======== Extract to read

For me this sentence really doesn't work, and I'm sure it has to do with the different tenses. Other given suggestions (*mijn broertje wenste koning te worden*, *mijn broertje wenste dat hij koning zou worden*,_(Brabantic tussentaal: )_ *hij wou dat 'm koning werd*) all work, they stick to past tense..


----------



## _Elanor_

Joannes said:


> We do.
> 
> 
> For me this sentence really doesn't work, and I'm sure it has to do with the different tenses. Other given suggestions (*mijn broertje wenste koning te worden*, *mijn broertje wenste dat hij koning zou worden*,_(Brabantic tussentaal: )_ *hij wou dat 'm koning werd*) all work, they stick to past tense..


 
I'm really sure the above sentence is correct. Maybe the problem is the difference between Dutch and Vlaams? By the way, don't you do the same when you say "zou worden", it's the same kind of combination as zullen worden. 

The more you think about it, the more difficult it gets. However, for me, the sentence is correct.


----------



## Joannes

_Elanor_ said:


> By the way, don't you do the same when you say "zou worden", it's the same kind of combination as zullen worden.

================

◆ Brief 1 ◆
Summarize the forum exchange on Dutch tenses in two sentences.

======== Supplied records

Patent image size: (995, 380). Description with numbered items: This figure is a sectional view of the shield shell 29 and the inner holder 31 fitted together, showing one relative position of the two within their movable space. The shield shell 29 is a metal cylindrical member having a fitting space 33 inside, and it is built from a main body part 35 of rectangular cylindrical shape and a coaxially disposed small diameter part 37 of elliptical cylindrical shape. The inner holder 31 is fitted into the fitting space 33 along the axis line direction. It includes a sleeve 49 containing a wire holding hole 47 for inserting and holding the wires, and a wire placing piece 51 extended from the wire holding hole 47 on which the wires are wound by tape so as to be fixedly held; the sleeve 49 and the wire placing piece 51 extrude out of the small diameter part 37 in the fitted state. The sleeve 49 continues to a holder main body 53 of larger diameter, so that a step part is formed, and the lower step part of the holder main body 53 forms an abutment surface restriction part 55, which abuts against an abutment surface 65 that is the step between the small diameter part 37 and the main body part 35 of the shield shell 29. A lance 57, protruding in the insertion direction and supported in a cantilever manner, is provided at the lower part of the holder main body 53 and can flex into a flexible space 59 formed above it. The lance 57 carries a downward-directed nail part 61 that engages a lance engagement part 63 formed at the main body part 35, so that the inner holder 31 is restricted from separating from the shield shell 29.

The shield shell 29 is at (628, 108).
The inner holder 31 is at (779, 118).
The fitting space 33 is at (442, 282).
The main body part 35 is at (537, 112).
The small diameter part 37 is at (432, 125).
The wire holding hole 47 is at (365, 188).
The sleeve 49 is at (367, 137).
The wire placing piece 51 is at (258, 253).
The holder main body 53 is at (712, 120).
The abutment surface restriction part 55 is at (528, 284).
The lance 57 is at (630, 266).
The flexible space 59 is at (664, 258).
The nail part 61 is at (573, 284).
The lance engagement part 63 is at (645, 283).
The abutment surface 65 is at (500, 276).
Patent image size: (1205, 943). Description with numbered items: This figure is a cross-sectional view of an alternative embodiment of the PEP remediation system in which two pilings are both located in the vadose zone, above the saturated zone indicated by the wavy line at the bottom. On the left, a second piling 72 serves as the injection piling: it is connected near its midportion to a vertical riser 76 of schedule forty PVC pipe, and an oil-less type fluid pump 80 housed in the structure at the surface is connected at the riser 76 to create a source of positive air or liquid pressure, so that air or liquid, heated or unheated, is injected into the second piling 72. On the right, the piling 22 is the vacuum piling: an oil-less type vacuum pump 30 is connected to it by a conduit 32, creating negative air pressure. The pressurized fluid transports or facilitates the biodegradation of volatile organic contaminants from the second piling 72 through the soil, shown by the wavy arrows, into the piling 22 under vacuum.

================

◆ Brief 2 ◆
Copy the records from their start up to and including the line containing "The lance 57 is at (630, 266).", exactly as they appear.

◆ Full answer 1 ◆
Joannes says the sentence doesn't work for him, likely because of its different tenses, while the other suggested versions all work because they stick to past tense. Elanor is sure the sentence is correct, wonders whether the problem is the difference between Dutch and Vlaams, and notes that "zou worden" is the same kind of combination as "zullen worden."

◆ Full answer 2 ◆
Patent image size: (995, 380). Description with numbered items: This figure is a sectional view of the shield shell 29 and the inner holder 31 fitted together, showing one relative position of the two within their movable space. The shield shell 29 is a metal cylindrical member having a fitting space 33 inside, and it is built from a main body part 35 of rectangular cylindrical shape and a coaxially disposed small diameter part 37 of elliptical cylindrical shape. The inner holder 31 is fitted into the fitting space 33 along the axis line direction. It includes a sleeve 49 containing a wire holding hole 47 for inserting and holding the wires, and a wire placing piece 51 extended from the wire holding hole 47 on which the wires are wound by tape so as to be fixedly held; the sleeve 49 and the wire placing piece 51 extrude out of the small diameter part 37 in the fitted state. The sleeve 49 continues to a holder main body 53 of larger diameter, so that a step part is formed, and the lower step part of the holder main body 53 forms an abutment surface restriction part 55, which abuts against an abutment surface 65 that is the step between the small diameter part 37 and the main body part 35 of the shield shell 29. A lance 57, protruding in the insertion direction and supported in a cantilever manner, is provided at the lower part of the holder main body 53 and can flex into a flexible space 59 formed above it. The lance 57 carries a downward-directed nail part 61 that engages a lance engagement part 63 formed at the main body part 35, so that the inner holder 31 is restricted from separating from the shield shell 29.

The shield shell 29 is at (628, 108).
The inner holder 31 is at (779, 118).
The fitting space 33 is at (442, 282).
The main body part 35 is at (537, 112).
The small diameter part 37 is at (432, 125).
The wire holding hole 47 is at (365, 188).
The sleeve 49 is at (367, 137).
The wire placing piece 51 is at (258, 253).
The holder main body 53 is at (712, 120).
The abutment surface restriction part 55 is at (528, 284).
The lance 57 is at (630, 266).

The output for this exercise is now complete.